*What you need to do*.
Every line containing the word "cannot" needs to be found and copied.

*Records provided*.
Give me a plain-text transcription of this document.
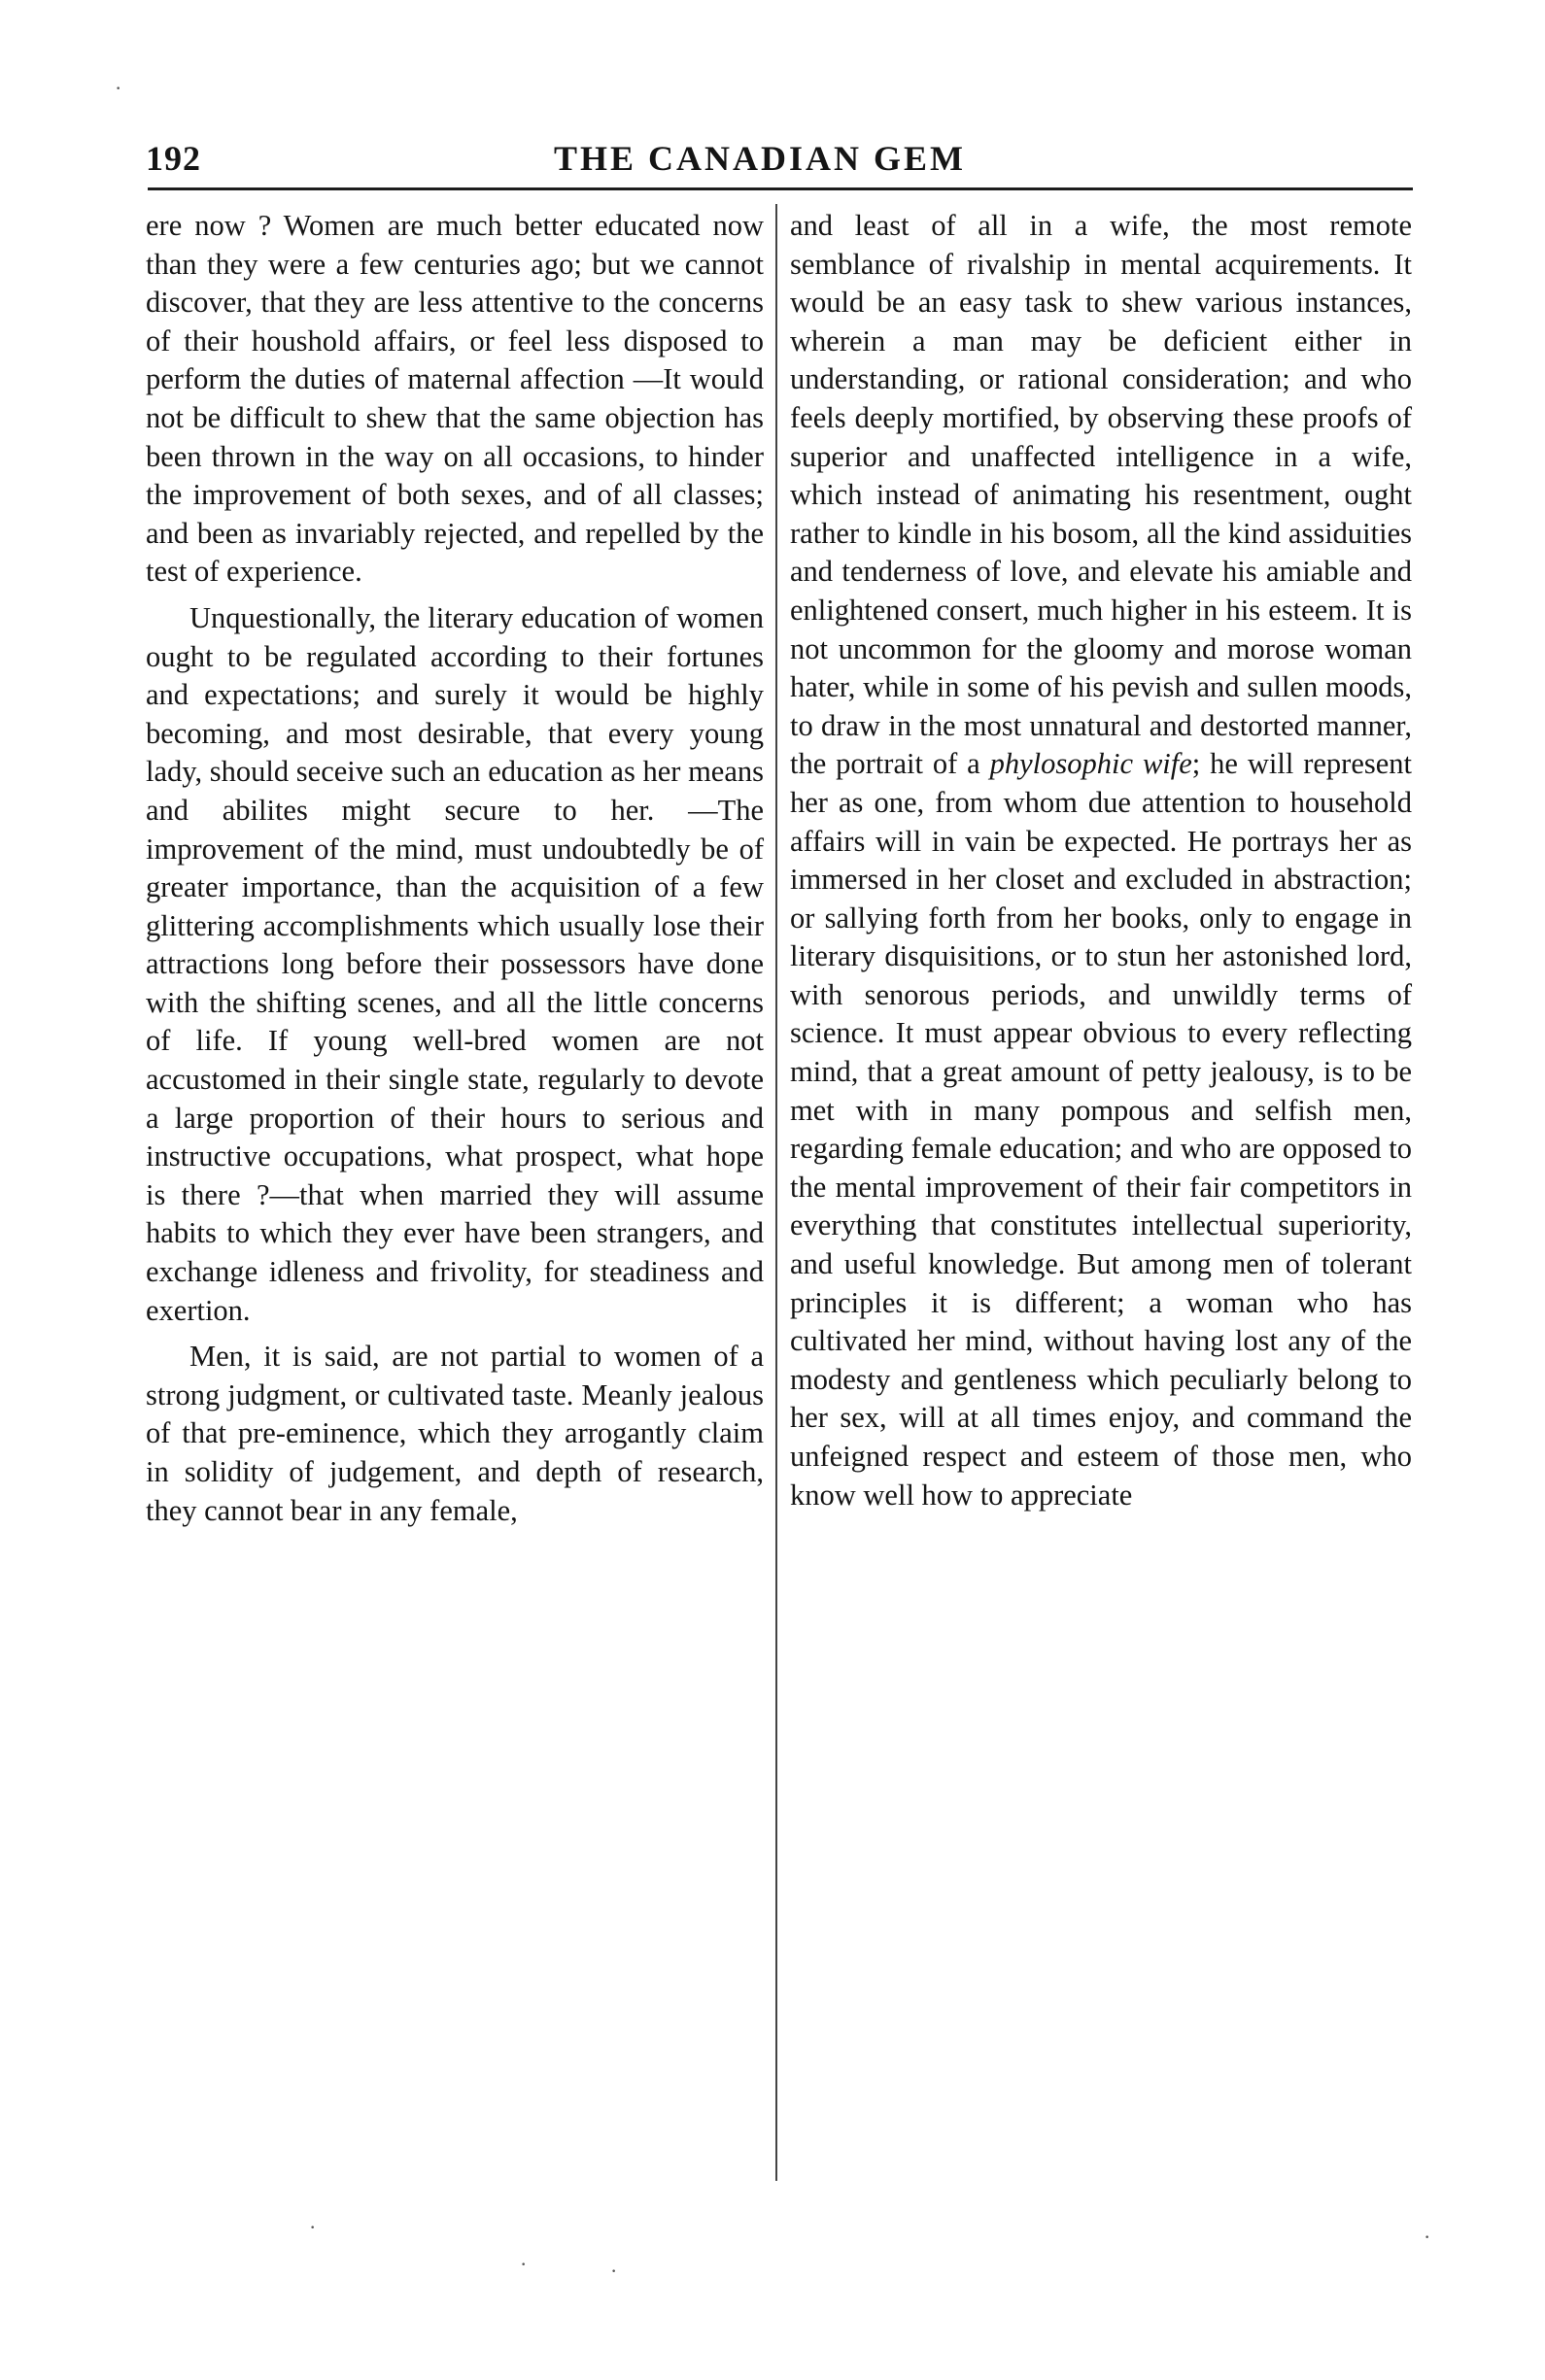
192	THE CANADIAN GEM

ere now ? Women are much better educated now than they were a few centuries ago; but we cannot discover, that they are less attentive to the concerns of their houshold affairs, or feel less disposed to perform the duties of maternal affection —It would not be difficult to shew that the same objection has been thrown in the way on all occasions, to hinder the improvement of both sexes, and of all classes; and been as invariably rejected, and repelled by the test of experience.

Unquestionally, the literary education of women ought to be regulated according to their fortunes and expectations; and surely it would be highly becoming, and most desirable, that every young lady, should seceive such an education as her means and abilites might secure to her. —The improvement of the mind, must undoubtedly be of greater importance, than the acquisition of a few glittering accomplishments which usually lose their attractions long before their possessors have done with the shifting scenes, and all the little concerns of life. If young well-bred women are not accustomed in their single state, regularly to devote a large proportion of their hours to serious and instructive occupations, what prospect, what hope is there ?—that when married they will assume habits to which they ever have been strangers, and exchange idleness and frivolity, for steadiness and exertion.

Men, it is said, are not partial to women of a strong judgment, or cultivated taste. Meanly jealous of that pre-eminence, which they arrogantly claim in solidity of judgement, and depth of research, they cannot bear in any female,

and least of all in a wife, the most remote semblance of rivalship in mental acquirements. It would be an easy task to shew various instances, wherein a man may be deficient either in understanding, or rational consideration; and who feels deeply mortified, by observing these proofs of superior and unaffected intelligence in a wife, which instead of animating his resentment, ought rather to kindle in his bosom, all the kind assiduities and tenderness of love, and elevate his amiable and enlightened consert, much higher in his esteem. It is not uncommon for the gloomy and morose woman hater, while in some of his pevish and sullen moods, to draw in the most unnatural and destorted manner, the portrait of a phylosophic wife; he will represent her as one, from whom due attention to household affairs will in vain be expected. He portrays her as immersed in her closet and excluded in abstraction; or sallying forth from her books, only to engage in literary disquisitions, or to stun her astonished lord, with senorous periods, and unwildly terms of science. It must appear obvious to every reflecting mind, that a great amount of petty jealousy, is to be met with in many pompous and selfish men, regarding female education; and who are opposed to the mental improvement of their fair competitors in everything that constitutes intellectual superiority, and useful knowledge. But among men of tolerant principles it is different; a woman who has cultivated her mind, without having lost any of the modesty and gentleness which peculiarly belong to her sex, will at all times enjoy, and command the unfeigned respect and esteem of those men, who know well how to appreciate

·
·
·	·
·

*Solution for this problem*.
ere now ? Women are much better educated now than they were a few centuries ago; but we cannot discover, that they are less attentive to the concerns of their houshold affairs, or feel less disposed to perform the duties of maternal affection —It would not be difficult to shew that the same objection has been thrown in the way on all occasions, to hinder the improvement of both sexes, and of all classes; and been as invariably rejected, and repelled by the test of experience.
Men, it is said, are not partial to women of a strong judgment, or cultivated taste. Meanly jealous of that pre-eminence, which they arrogantly claim in solidity of judgement, and depth of research, they cannot bear in any female,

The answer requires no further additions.